- PROBLEM
Every line with the word "JSON" in it should be extracted from the data that follows.

────

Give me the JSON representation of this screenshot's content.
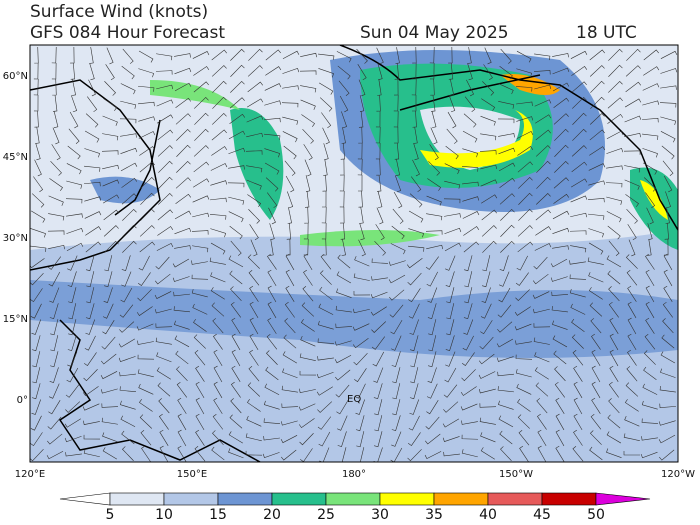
{
  "header": {
    "title": "Surface Wind (knots)",
    "subtitle": "GFS 084 Hour Forecast",
    "date": "Sun 04 May 2025",
    "time": "18 UTC"
  },
  "map": {
    "lat_labels": [
      "60°N",
      "45°N",
      "30°N",
      "15°N",
      "0°"
    ],
    "lon_labels": [
      "120°E",
      "150°E",
      "180°",
      "150°W",
      "120°W"
    ],
    "annotation": "EQ"
  },
  "colorbar": {
    "levels": [
      5,
      10,
      15,
      20,
      25,
      30,
      35,
      40,
      45,
      50
    ],
    "colors": [
      "#ffffff",
      "#dfe7f3",
      "#b3c7e7",
      "#6d95d3",
      "#27bf8c",
      "#79e47a",
      "#ffff00",
      "#ffa500",
      "#e65a5a",
      "#c80000",
      "#dc00dc"
    ]
  }
}
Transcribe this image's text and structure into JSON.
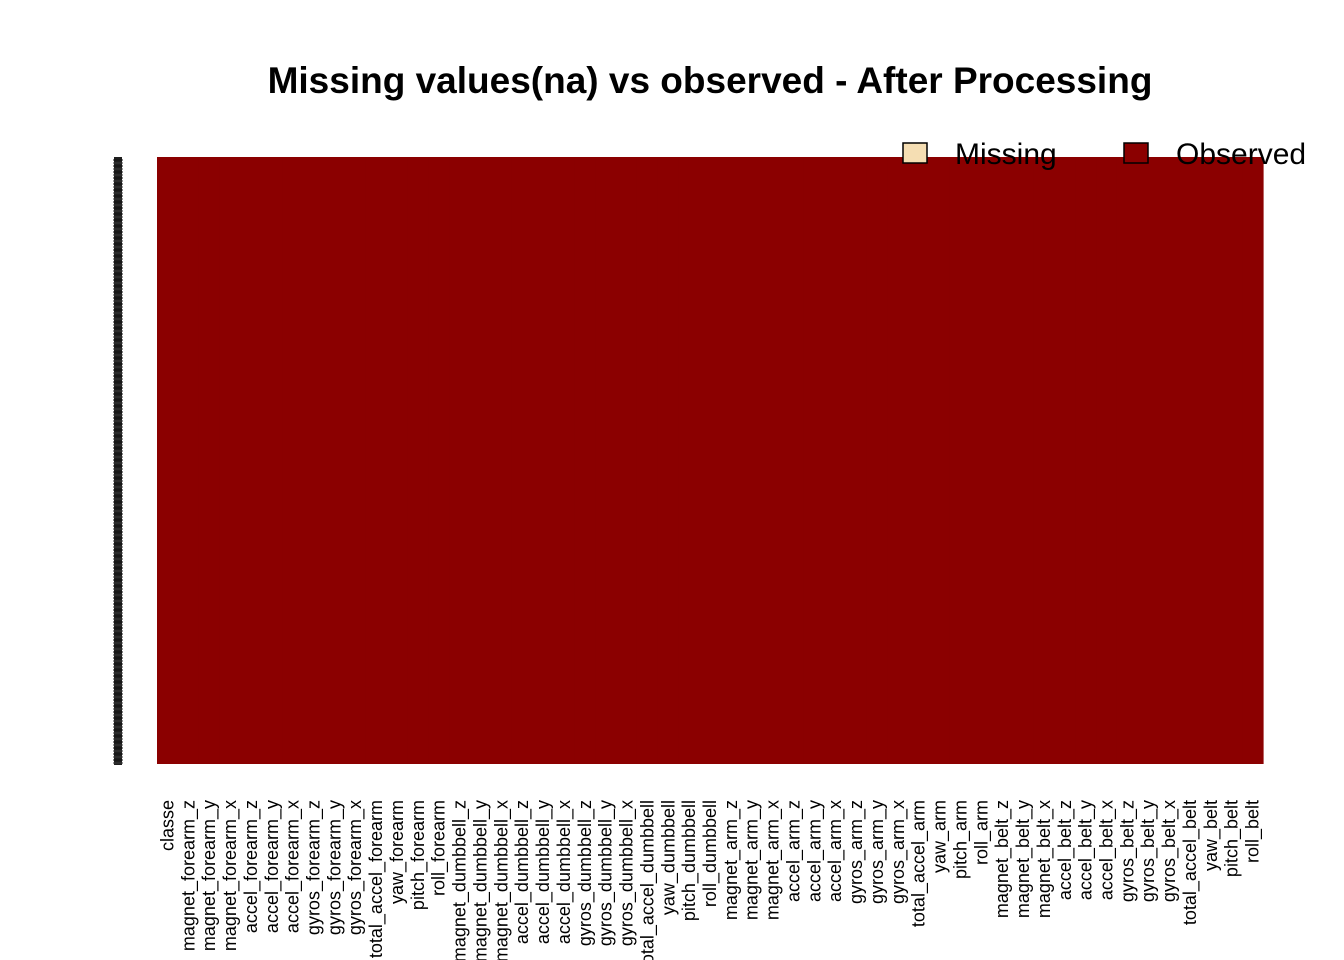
{
  "chart_data": {
    "type": "heatmap",
    "title": "Missing values(na) vs observed - After Processing",
    "legend": {
      "placement": "top-right",
      "items": [
        {
          "label": "Missing",
          "color": "#f5deb3"
        },
        {
          "label": "Observed",
          "color": "#8b0000"
        }
      ]
    },
    "columns": [
      "classe",
      "magnet_forearm_z",
      "magnet_forearm_y",
      "magnet_forearm_x",
      "accel_forearm_z",
      "accel_forearm_y",
      "accel_forearm_x",
      "gyros_forearm_z",
      "gyros_forearm_y",
      "gyros_forearm_x",
      "total_accel_forearm",
      "yaw_forearm",
      "pitch_forearm",
      "roll_forearm",
      "magnet_dumbbell_z",
      "magnet_dumbbell_y",
      "magnet_dumbbell_x",
      "accel_dumbbell_z",
      "accel_dumbbell_y",
      "accel_dumbbell_x",
      "gyros_dumbbell_z",
      "gyros_dumbbell_y",
      "gyros_dumbbell_x",
      "total_accel_dumbbell",
      "yaw_dumbbell",
      "pitch_dumbbell",
      "roll_dumbbell",
      "magnet_arm_z",
      "magnet_arm_y",
      "magnet_arm_x",
      "accel_arm_z",
      "accel_arm_y",
      "accel_arm_x",
      "gyros_arm_z",
      "gyros_arm_y",
      "gyros_arm_x",
      "total_accel_arm",
      "yaw_arm",
      "pitch_arm",
      "roll_arm",
      "magnet_belt_z",
      "magnet_belt_y",
      "magnet_belt_x",
      "accel_belt_z",
      "accel_belt_y",
      "accel_belt_x",
      "gyros_belt_z",
      "gyros_belt_y",
      "gyros_belt_x",
      "total_accel_belt",
      "yaw_belt",
      "pitch_belt",
      "roll_belt"
    ],
    "missing_fraction": [
      0,
      0,
      0,
      0,
      0,
      0,
      0,
      0,
      0,
      0,
      0,
      0,
      0,
      0,
      0,
      0,
      0,
      0,
      0,
      0,
      0,
      0,
      0,
      0,
      0,
      0,
      0,
      0,
      0,
      0,
      0,
      0,
      0,
      0,
      0,
      0,
      0,
      0,
      0,
      0,
      0,
      0,
      0,
      0,
      0,
      0,
      0,
      0,
      0,
      0,
      0,
      0,
      0
    ],
    "grid": false
  }
}
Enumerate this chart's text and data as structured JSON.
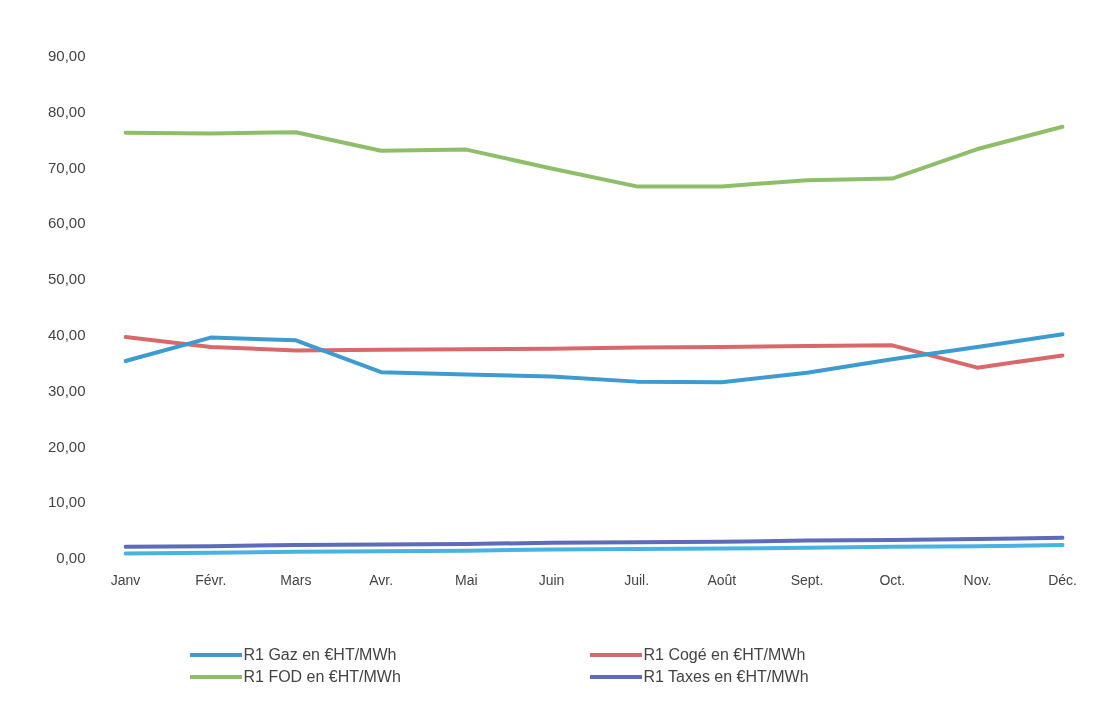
{
  "chart_data": {
    "type": "line",
    "categories": [
      "Janv",
      "Févr.",
      "Mars",
      "Avr.",
      "Mai",
      "Juin",
      "Juil.",
      "Août",
      "Sept.",
      "Oct.",
      "Nov.",
      "Déc."
    ],
    "series": [
      {
        "name": "R1 Gaz en €HT/MWh",
        "color": "#3d9bd0",
        "values": [
          35.5,
          39.7,
          39.2,
          33.5,
          33.1,
          32.7,
          31.8,
          31.7,
          33.4,
          35.8,
          38.0,
          40.3
        ]
      },
      {
        "name": "R1 Cogé en €HT/MWh",
        "color": "#d9686b",
        "values": [
          39.8,
          38.0,
          37.4,
          37.5,
          37.6,
          37.7,
          37.9,
          38.0,
          38.2,
          38.3,
          34.3,
          36.5
        ]
      },
      {
        "name": "R1 FOD en €HT/MWh",
        "color": "#8fbe6a",
        "values": [
          76.4,
          76.3,
          76.5,
          73.2,
          73.4,
          70.0,
          66.8,
          66.8,
          67.9,
          68.2,
          73.5,
          77.5
        ]
      },
      {
        "name": "R1 Taxes en €HT/MWh",
        "color": "#5d6bb8",
        "values": [
          2.2,
          2.3,
          2.5,
          2.6,
          2.7,
          2.9,
          3.0,
          3.1,
          3.3,
          3.4,
          3.6,
          3.8
        ]
      },
      {
        "color": "#48b3e0",
        "values": [
          1.0,
          1.1,
          1.3,
          1.4,
          1.5,
          1.7,
          1.8,
          1.9,
          2.0,
          2.2,
          2.3,
          2.5
        ]
      }
    ],
    "ylim": [
      0,
      90
    ],
    "yticks": [
      {
        "value": 0,
        "label": "0,00"
      },
      {
        "value": 10,
        "label": "10,00"
      },
      {
        "value": 20,
        "label": "20,00"
      },
      {
        "value": 30,
        "label": "30,00"
      },
      {
        "value": 40,
        "label": "40,00"
      },
      {
        "value": 50,
        "label": "50,00"
      },
      {
        "value": 60,
        "label": "60,00"
      },
      {
        "value": 70,
        "label": "70,00"
      },
      {
        "value": 80,
        "label": "80,00"
      },
      {
        "value": 90,
        "label": "90,00"
      }
    ],
    "grid": false,
    "legend": "bottom",
    "marker": "none",
    "line_style": "solid"
  }
}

────

- SOLVED PROBLEM
Give me the JSON representation of this screenshot's content.
Transcribe this image's text and structure into JSON.
Enumerate this chart's text and data as structured JSON.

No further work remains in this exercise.